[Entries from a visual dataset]

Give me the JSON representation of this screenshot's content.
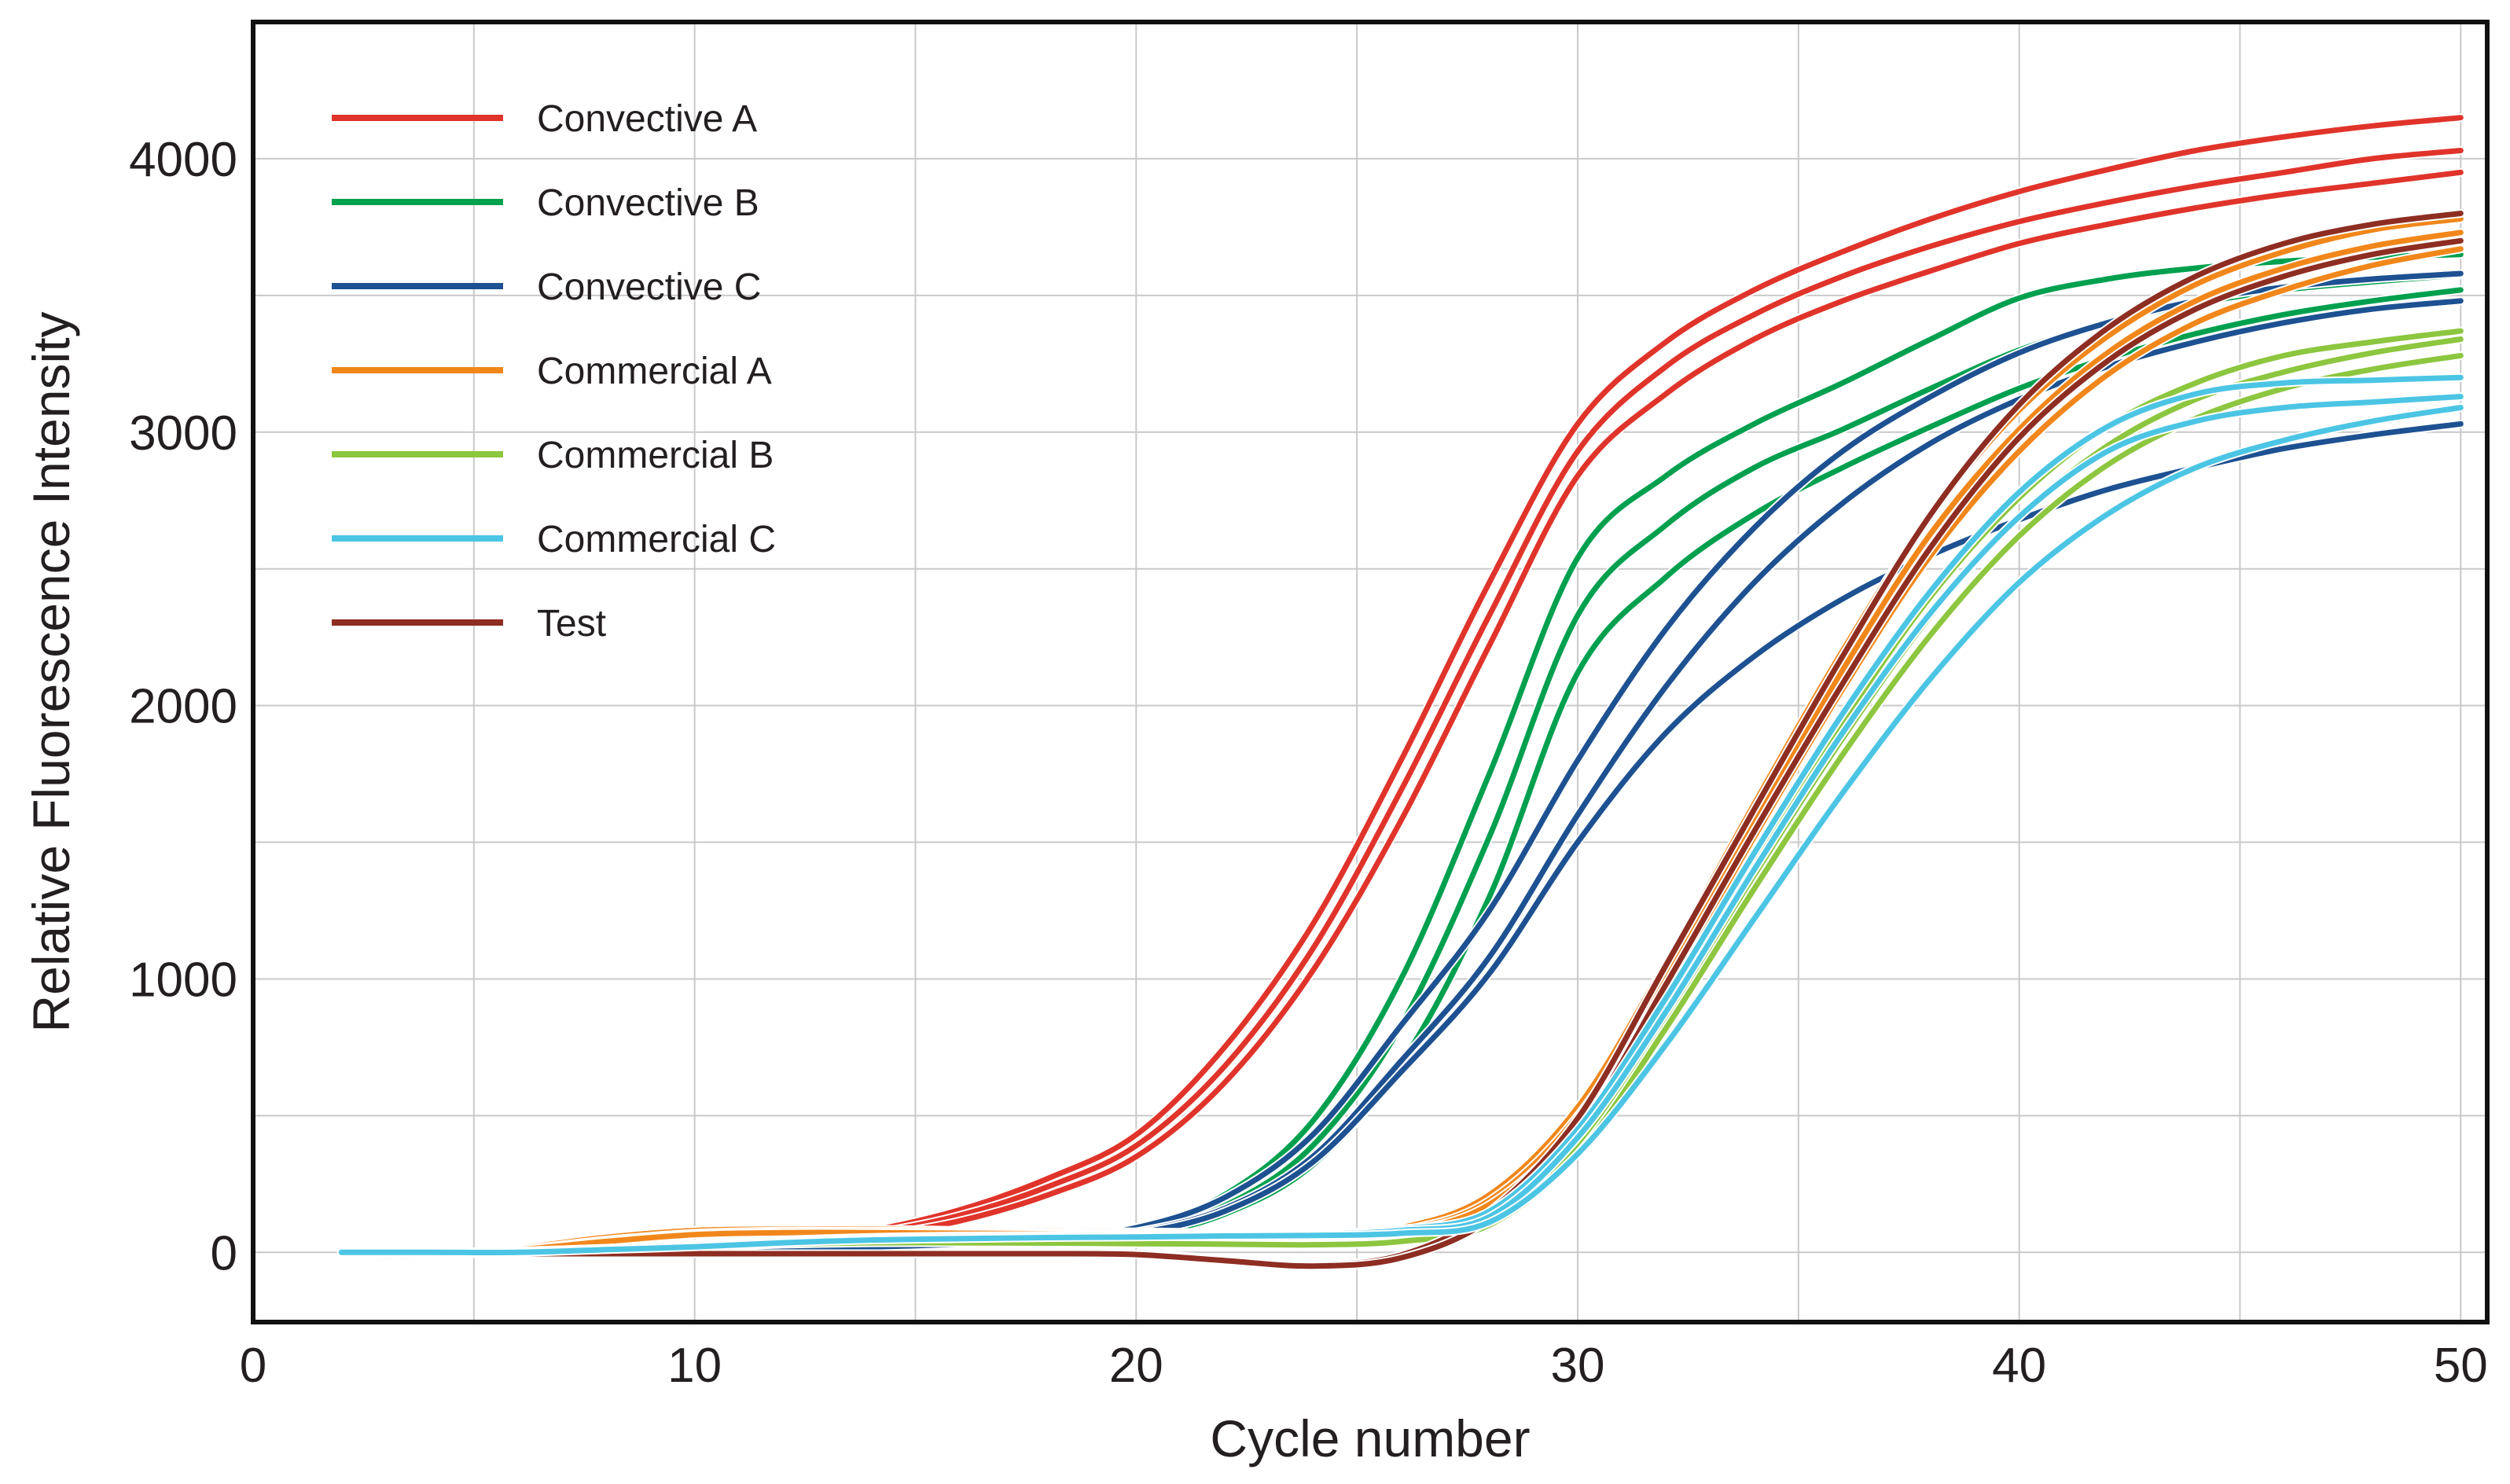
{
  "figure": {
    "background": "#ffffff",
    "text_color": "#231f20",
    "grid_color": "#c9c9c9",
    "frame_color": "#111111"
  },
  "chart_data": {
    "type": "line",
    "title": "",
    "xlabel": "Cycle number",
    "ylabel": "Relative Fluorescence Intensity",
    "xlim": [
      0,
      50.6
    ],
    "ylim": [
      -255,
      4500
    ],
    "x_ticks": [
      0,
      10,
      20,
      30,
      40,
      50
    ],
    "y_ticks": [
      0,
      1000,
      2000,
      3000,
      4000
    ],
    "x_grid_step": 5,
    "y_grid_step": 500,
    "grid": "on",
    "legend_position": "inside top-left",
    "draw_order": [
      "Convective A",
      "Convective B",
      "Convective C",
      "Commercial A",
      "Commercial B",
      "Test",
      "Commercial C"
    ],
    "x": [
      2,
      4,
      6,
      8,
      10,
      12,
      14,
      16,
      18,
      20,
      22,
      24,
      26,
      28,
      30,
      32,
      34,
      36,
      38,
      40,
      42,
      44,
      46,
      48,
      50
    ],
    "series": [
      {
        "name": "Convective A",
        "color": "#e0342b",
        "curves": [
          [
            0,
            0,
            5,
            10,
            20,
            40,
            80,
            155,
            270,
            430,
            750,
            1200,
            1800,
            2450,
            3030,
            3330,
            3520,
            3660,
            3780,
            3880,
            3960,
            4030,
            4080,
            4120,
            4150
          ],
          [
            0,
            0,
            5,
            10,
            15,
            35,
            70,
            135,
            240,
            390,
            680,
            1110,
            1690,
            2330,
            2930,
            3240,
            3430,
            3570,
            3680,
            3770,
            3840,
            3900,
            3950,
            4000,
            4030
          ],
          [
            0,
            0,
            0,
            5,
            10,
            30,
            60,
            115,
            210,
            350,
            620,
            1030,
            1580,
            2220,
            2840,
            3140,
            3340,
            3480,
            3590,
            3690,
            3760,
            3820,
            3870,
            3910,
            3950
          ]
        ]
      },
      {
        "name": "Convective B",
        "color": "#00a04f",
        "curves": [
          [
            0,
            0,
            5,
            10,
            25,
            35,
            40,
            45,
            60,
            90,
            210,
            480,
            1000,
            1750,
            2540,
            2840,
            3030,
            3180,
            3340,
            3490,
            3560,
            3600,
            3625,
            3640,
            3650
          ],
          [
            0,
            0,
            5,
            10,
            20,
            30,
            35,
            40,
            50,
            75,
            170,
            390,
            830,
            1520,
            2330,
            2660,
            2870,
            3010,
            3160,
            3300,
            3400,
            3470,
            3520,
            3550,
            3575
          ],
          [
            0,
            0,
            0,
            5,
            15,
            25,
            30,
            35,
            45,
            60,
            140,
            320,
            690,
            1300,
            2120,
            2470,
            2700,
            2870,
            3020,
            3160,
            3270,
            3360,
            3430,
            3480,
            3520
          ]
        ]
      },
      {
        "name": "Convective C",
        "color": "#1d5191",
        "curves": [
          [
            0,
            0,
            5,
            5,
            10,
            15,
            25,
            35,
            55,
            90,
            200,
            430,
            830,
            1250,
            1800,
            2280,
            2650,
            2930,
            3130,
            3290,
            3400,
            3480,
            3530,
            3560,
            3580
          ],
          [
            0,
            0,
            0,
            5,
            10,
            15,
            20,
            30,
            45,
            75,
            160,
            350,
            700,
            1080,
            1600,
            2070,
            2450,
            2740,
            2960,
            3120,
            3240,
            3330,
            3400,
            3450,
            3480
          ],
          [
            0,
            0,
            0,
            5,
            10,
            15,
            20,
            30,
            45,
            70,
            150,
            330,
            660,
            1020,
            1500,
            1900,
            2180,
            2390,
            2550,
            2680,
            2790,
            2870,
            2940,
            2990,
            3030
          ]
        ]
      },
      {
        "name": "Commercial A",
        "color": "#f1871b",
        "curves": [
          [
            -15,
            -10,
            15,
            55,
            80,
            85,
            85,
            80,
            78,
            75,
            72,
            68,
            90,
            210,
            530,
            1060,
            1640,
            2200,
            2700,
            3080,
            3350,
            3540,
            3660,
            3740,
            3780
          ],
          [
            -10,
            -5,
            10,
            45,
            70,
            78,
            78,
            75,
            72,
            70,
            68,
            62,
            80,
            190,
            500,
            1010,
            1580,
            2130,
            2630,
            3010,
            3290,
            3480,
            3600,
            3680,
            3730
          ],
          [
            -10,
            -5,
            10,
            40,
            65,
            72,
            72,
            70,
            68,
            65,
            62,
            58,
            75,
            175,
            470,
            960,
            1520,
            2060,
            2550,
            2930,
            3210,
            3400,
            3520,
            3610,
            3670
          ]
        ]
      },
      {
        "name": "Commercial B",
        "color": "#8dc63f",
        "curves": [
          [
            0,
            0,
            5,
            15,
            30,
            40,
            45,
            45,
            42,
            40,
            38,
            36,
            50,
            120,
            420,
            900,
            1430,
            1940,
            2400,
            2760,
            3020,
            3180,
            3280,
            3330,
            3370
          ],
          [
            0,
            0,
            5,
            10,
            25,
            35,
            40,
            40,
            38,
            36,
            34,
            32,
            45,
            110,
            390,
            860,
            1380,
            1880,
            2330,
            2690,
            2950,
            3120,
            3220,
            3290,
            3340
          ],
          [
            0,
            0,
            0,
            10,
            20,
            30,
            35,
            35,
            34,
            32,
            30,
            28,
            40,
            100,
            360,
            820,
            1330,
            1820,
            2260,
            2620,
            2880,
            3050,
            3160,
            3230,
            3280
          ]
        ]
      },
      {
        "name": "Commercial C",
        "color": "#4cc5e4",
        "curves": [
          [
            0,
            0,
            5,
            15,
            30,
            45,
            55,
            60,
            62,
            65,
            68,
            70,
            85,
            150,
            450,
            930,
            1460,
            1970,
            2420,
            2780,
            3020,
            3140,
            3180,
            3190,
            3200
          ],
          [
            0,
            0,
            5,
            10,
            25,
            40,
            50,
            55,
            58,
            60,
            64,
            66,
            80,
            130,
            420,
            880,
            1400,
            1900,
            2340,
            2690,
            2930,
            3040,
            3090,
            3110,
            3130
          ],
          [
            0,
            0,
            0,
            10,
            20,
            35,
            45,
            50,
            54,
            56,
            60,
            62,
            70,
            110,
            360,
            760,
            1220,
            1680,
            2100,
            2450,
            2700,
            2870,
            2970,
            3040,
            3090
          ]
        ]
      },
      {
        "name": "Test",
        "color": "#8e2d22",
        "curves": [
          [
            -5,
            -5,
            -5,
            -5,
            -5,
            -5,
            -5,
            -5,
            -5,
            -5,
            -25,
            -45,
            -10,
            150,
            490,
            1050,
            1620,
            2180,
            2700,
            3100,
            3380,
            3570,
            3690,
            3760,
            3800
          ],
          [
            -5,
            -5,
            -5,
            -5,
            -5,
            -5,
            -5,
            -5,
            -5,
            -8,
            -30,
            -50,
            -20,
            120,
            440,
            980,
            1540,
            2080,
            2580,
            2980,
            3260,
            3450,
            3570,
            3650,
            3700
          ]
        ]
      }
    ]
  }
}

◆ GOAL: Output all of the data exactly as it stands, minus any images.

◆ TASK RESPONSE:
Give me the JSON representation of this screenshot's content.
{
  "figure": {
    "background": "#ffffff",
    "text_color": "#231f20",
    "grid_color": "#c9c9c9",
    "frame_color": "#111111"
  },
  "chart_data": {
    "type": "line",
    "title": "",
    "xlabel": "Cycle number",
    "ylabel": "Relative Fluorescence Intensity",
    "xlim": [
      0,
      50.6
    ],
    "ylim": [
      -255,
      4500
    ],
    "x_ticks": [
      0,
      10,
      20,
      30,
      40,
      50
    ],
    "y_ticks": [
      0,
      1000,
      2000,
      3000,
      4000
    ],
    "x_grid_step": 5,
    "y_grid_step": 500,
    "grid": "on",
    "legend_position": "inside top-left",
    "draw_order": [
      "Convective A",
      "Convective B",
      "Convective C",
      "Commercial A",
      "Commercial B",
      "Test",
      "Commercial C"
    ],
    "x": [
      2,
      4,
      6,
      8,
      10,
      12,
      14,
      16,
      18,
      20,
      22,
      24,
      26,
      28,
      30,
      32,
      34,
      36,
      38,
      40,
      42,
      44,
      46,
      48,
      50
    ],
    "series": [
      {
        "name": "Convective A",
        "color": "#e0342b",
        "curves": [
          [
            0,
            0,
            5,
            10,
            20,
            40,
            80,
            155,
            270,
            430,
            750,
            1200,
            1800,
            2450,
            3030,
            3330,
            3520,
            3660,
            3780,
            3880,
            3960,
            4030,
            4080,
            4120,
            4150
          ],
          [
            0,
            0,
            5,
            10,
            15,
            35,
            70,
            135,
            240,
            390,
            680,
            1110,
            1690,
            2330,
            2930,
            3240,
            3430,
            3570,
            3680,
            3770,
            3840,
            3900,
            3950,
            4000,
            4030
          ],
          [
            0,
            0,
            0,
            5,
            10,
            30,
            60,
            115,
            210,
            350,
            620,
            1030,
            1580,
            2220,
            2840,
            3140,
            3340,
            3480,
            3590,
            3690,
            3760,
            3820,
            3870,
            3910,
            3950
          ]
        ]
      },
      {
        "name": "Convective B",
        "color": "#00a04f",
        "curves": [
          [
            0,
            0,
            5,
            10,
            25,
            35,
            40,
            45,
            60,
            90,
            210,
            480,
            1000,
            1750,
            2540,
            2840,
            3030,
            3180,
            3340,
            3490,
            3560,
            3600,
            3625,
            3640,
            3650
          ],
          [
            0,
            0,
            5,
            10,
            20,
            30,
            35,
            40,
            50,
            75,
            170,
            390,
            830,
            1520,
            2330,
            2660,
            2870,
            3010,
            3160,
            3300,
            3400,
            3470,
            3520,
            3550,
            3575
          ],
          [
            0,
            0,
            0,
            5,
            15,
            25,
            30,
            35,
            45,
            60,
            140,
            320,
            690,
            1300,
            2120,
            2470,
            2700,
            2870,
            3020,
            3160,
            3270,
            3360,
            3430,
            3480,
            3520
          ]
        ]
      },
      {
        "name": "Convective C",
        "color": "#1d5191",
        "curves": [
          [
            0,
            0,
            5,
            5,
            10,
            15,
            25,
            35,
            55,
            90,
            200,
            430,
            830,
            1250,
            1800,
            2280,
            2650,
            2930,
            3130,
            3290,
            3400,
            3480,
            3530,
            3560,
            3580
          ],
          [
            0,
            0,
            0,
            5,
            10,
            15,
            20,
            30,
            45,
            75,
            160,
            350,
            700,
            1080,
            1600,
            2070,
            2450,
            2740,
            2960,
            3120,
            3240,
            3330,
            3400,
            3450,
            3480
          ],
          [
            0,
            0,
            0,
            5,
            10,
            15,
            20,
            30,
            45,
            70,
            150,
            330,
            660,
            1020,
            1500,
            1900,
            2180,
            2390,
            2550,
            2680,
            2790,
            2870,
            2940,
            2990,
            3030
          ]
        ]
      },
      {
        "name": "Commercial A",
        "color": "#f1871b",
        "curves": [
          [
            -15,
            -10,
            15,
            55,
            80,
            85,
            85,
            80,
            78,
            75,
            72,
            68,
            90,
            210,
            530,
            1060,
            1640,
            2200,
            2700,
            3080,
            3350,
            3540,
            3660,
            3740,
            3780
          ],
          [
            -10,
            -5,
            10,
            45,
            70,
            78,
            78,
            75,
            72,
            70,
            68,
            62,
            80,
            190,
            500,
            1010,
            1580,
            2130,
            2630,
            3010,
            3290,
            3480,
            3600,
            3680,
            3730
          ],
          [
            -10,
            -5,
            10,
            40,
            65,
            72,
            72,
            70,
            68,
            65,
            62,
            58,
            75,
            175,
            470,
            960,
            1520,
            2060,
            2550,
            2930,
            3210,
            3400,
            3520,
            3610,
            3670
          ]
        ]
      },
      {
        "name": "Commercial B",
        "color": "#8dc63f",
        "curves": [
          [
            0,
            0,
            5,
            15,
            30,
            40,
            45,
            45,
            42,
            40,
            38,
            36,
            50,
            120,
            420,
            900,
            1430,
            1940,
            2400,
            2760,
            3020,
            3180,
            3280,
            3330,
            3370
          ],
          [
            0,
            0,
            5,
            10,
            25,
            35,
            40,
            40,
            38,
            36,
            34,
            32,
            45,
            110,
            390,
            860,
            1380,
            1880,
            2330,
            2690,
            2950,
            3120,
            3220,
            3290,
            3340
          ],
          [
            0,
            0,
            0,
            10,
            20,
            30,
            35,
            35,
            34,
            32,
            30,
            28,
            40,
            100,
            360,
            820,
            1330,
            1820,
            2260,
            2620,
            2880,
            3050,
            3160,
            3230,
            3280
          ]
        ]
      },
      {
        "name": "Commercial C",
        "color": "#4cc5e4",
        "curves": [
          [
            0,
            0,
            5,
            15,
            30,
            45,
            55,
            60,
            62,
            65,
            68,
            70,
            85,
            150,
            450,
            930,
            1460,
            1970,
            2420,
            2780,
            3020,
            3140,
            3180,
            3190,
            3200
          ],
          [
            0,
            0,
            5,
            10,
            25,
            40,
            50,
            55,
            58,
            60,
            64,
            66,
            80,
            130,
            420,
            880,
            1400,
            1900,
            2340,
            2690,
            2930,
            3040,
            3090,
            3110,
            3130
          ],
          [
            0,
            0,
            0,
            10,
            20,
            35,
            45,
            50,
            54,
            56,
            60,
            62,
            70,
            110,
            360,
            760,
            1220,
            1680,
            2100,
            2450,
            2700,
            2870,
            2970,
            3040,
            3090
          ]
        ]
      },
      {
        "name": "Test",
        "color": "#8e2d22",
        "curves": [
          [
            -5,
            -5,
            -5,
            -5,
            -5,
            -5,
            -5,
            -5,
            -5,
            -5,
            -25,
            -45,
            -10,
            150,
            490,
            1050,
            1620,
            2180,
            2700,
            3100,
            3380,
            3570,
            3690,
            3760,
            3800
          ],
          [
            -5,
            -5,
            -5,
            -5,
            -5,
            -5,
            -5,
            -5,
            -5,
            -8,
            -30,
            -50,
            -20,
            120,
            440,
            980,
            1540,
            2080,
            2580,
            2980,
            3260,
            3450,
            3570,
            3650,
            3700
          ]
        ]
      }
    ]
  }
}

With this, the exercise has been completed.